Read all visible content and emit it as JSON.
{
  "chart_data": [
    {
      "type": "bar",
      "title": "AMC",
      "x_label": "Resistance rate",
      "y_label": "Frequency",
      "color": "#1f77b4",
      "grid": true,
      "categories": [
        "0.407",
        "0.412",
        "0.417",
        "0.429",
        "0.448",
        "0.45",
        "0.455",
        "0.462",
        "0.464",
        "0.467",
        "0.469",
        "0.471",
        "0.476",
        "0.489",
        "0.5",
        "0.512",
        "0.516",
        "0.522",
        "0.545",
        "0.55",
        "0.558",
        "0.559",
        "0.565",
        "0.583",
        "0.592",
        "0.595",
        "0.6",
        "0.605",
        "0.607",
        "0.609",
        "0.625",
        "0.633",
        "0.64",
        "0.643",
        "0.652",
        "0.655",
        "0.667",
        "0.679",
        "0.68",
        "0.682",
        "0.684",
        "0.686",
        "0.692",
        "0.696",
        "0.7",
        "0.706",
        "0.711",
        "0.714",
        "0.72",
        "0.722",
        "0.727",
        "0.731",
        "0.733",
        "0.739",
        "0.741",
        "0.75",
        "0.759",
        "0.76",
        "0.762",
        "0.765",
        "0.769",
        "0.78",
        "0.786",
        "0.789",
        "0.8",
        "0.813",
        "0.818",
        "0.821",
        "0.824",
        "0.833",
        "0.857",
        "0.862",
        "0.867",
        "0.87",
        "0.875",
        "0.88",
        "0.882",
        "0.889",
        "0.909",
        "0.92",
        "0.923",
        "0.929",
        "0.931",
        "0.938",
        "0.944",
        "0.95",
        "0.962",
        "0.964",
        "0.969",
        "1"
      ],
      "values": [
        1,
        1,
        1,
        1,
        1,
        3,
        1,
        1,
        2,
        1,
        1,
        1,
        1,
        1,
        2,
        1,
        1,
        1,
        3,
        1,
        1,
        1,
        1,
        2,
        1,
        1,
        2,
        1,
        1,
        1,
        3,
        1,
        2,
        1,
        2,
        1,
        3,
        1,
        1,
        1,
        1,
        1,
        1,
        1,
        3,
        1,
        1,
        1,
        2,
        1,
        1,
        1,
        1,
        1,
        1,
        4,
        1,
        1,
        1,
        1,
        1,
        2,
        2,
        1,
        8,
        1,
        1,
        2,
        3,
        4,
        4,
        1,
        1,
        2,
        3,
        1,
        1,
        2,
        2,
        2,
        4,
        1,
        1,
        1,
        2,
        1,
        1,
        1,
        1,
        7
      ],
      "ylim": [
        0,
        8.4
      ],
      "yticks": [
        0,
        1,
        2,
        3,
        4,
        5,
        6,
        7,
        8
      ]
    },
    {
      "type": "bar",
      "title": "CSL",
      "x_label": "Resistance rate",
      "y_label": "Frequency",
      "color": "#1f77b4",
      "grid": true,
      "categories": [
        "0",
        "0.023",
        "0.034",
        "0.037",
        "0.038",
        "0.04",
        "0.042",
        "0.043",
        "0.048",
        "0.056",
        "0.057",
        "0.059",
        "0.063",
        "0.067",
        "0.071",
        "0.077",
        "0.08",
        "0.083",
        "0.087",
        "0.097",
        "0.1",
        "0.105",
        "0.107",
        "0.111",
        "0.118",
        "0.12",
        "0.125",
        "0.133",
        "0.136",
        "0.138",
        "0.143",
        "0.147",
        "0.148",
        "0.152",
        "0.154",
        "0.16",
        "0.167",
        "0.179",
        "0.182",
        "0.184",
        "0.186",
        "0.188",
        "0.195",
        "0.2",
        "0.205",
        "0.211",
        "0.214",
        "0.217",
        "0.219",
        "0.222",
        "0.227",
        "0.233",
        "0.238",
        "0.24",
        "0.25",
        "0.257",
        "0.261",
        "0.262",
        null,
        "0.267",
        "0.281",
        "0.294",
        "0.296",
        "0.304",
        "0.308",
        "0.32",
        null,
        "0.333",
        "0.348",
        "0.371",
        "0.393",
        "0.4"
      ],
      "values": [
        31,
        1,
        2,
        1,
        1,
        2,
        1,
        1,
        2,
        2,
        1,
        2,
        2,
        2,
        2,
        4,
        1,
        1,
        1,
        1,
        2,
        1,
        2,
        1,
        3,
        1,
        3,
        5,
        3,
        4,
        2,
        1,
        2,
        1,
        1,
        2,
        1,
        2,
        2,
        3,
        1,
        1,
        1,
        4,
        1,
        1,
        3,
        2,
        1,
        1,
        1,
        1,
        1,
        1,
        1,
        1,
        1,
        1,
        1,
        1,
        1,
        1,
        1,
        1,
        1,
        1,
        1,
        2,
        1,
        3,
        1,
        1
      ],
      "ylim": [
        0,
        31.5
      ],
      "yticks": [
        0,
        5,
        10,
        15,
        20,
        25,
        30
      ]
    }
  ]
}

........

WHAT NEEDS TO BE DONE>
Please reproduce each record precisely as written.

REPLY TO THE TASK>
Read all visible content and emit it as JSON.
{
  "chart_data": [
    {
      "type": "bar",
      "title": "AMC",
      "x_label": "Resistance rate",
      "y_label": "Frequency",
      "color": "#1f77b4",
      "grid": true,
      "categories": [
        "0.407",
        "0.412",
        "0.417",
        "0.429",
        "0.448",
        "0.45",
        "0.455",
        "0.462",
        "0.464",
        "0.467",
        "0.469",
        "0.471",
        "0.476",
        "0.489",
        "0.5",
        "0.512",
        "0.516",
        "0.522",
        "0.545",
        "0.55",
        "0.558",
        "0.559",
        "0.565",
        "0.583",
        "0.592",
        "0.595",
        "0.6",
        "0.605",
        "0.607",
        "0.609",
        "0.625",
        "0.633",
        "0.64",
        "0.643",
        "0.652",
        "0.655",
        "0.667",
        "0.679",
        "0.68",
        "0.682",
        "0.684",
        "0.686",
        "0.692",
        "0.696",
        "0.7",
        "0.706",
        "0.711",
        "0.714",
        "0.72",
        "0.722",
        "0.727",
        "0.731",
        "0.733",
        "0.739",
        "0.741",
        "0.75",
        "0.759",
        "0.76",
        "0.762",
        "0.765",
        "0.769",
        "0.78",
        "0.786",
        "0.789",
        "0.8",
        "0.813",
        "0.818",
        "0.821",
        "0.824",
        "0.833",
        "0.857",
        "0.862",
        "0.867",
        "0.87",
        "0.875",
        "0.88",
        "0.882",
        "0.889",
        "0.909",
        "0.92",
        "0.923",
        "0.929",
        "0.931",
        "0.938",
        "0.944",
        "0.95",
        "0.962",
        "0.964",
        "0.969",
        "1"
      ],
      "values": [
        1,
        1,
        1,
        1,
        1,
        3,
        1,
        1,
        2,
        1,
        1,
        1,
        1,
        1,
        2,
        1,
        1,
        1,
        3,
        1,
        1,
        1,
        1,
        2,
        1,
        1,
        2,
        1,
        1,
        1,
        3,
        1,
        2,
        1,
        2,
        1,
        3,
        1,
        1,
        1,
        1,
        1,
        1,
        1,
        3,
        1,
        1,
        1,
        2,
        1,
        1,
        1,
        1,
        1,
        1,
        4,
        1,
        1,
        1,
        1,
        1,
        2,
        2,
        1,
        8,
        1,
        1,
        2,
        3,
        4,
        4,
        1,
        1,
        2,
        3,
        1,
        1,
        2,
        2,
        2,
        4,
        1,
        1,
        1,
        2,
        1,
        1,
        1,
        1,
        7
      ],
      "ylim": [
        0,
        8.4
      ],
      "yticks": [
        0,
        1,
        2,
        3,
        4,
        5,
        6,
        7,
        8
      ]
    },
    {
      "type": "bar",
      "title": "CSL",
      "x_label": "Resistance rate",
      "y_label": "Frequency",
      "color": "#1f77b4",
      "grid": true,
      "categories": [
        "0",
        "0.023",
        "0.034",
        "0.037",
        "0.038",
        "0.04",
        "0.042",
        "0.043",
        "0.048",
        "0.056",
        "0.057",
        "0.059",
        "0.063",
        "0.067",
        "0.071",
        "0.077",
        "0.08",
        "0.083",
        "0.087",
        "0.097",
        "0.1",
        "0.105",
        "0.107",
        "0.111",
        "0.118",
        "0.12",
        "0.125",
        "0.133",
        "0.136",
        "0.138",
        "0.143",
        "0.147",
        "0.148",
        "0.152",
        "0.154",
        "0.16",
        "0.167",
        "0.179",
        "0.182",
        "0.184",
        "0.186",
        "0.188",
        "0.195",
        "0.2",
        "0.205",
        "0.211",
        "0.214",
        "0.217",
        "0.219",
        "0.222",
        "0.227",
        "0.233",
        "0.238",
        "0.24",
        "0.25",
        "0.257",
        "0.261",
        "0.262",
        null,
        "0.267",
        "0.281",
        "0.294",
        "0.296",
        "0.304",
        "0.308",
        "0.32",
        null,
        "0.333",
        "0.348",
        "0.371",
        "0.393",
        "0.4"
      ],
      "values": [
        31,
        1,
        2,
        1,
        1,
        2,
        1,
        1,
        2,
        2,
        1,
        2,
        2,
        2,
        2,
        4,
        1,
        1,
        1,
        1,
        2,
        1,
        2,
        1,
        3,
        1,
        3,
        5,
        3,
        4,
        2,
        1,
        2,
        1,
        1,
        2,
        1,
        2,
        2,
        3,
        1,
        1,
        1,
        4,
        1,
        1,
        3,
        2,
        1,
        1,
        1,
        1,
        1,
        1,
        1,
        1,
        1,
        1,
        1,
        1,
        1,
        1,
        1,
        1,
        1,
        1,
        1,
        2,
        1,
        3,
        1,
        1
      ],
      "ylim": [
        0,
        31.5
      ],
      "yticks": [
        0,
        5,
        10,
        15,
        20,
        25,
        30
      ]
    }
  ]
}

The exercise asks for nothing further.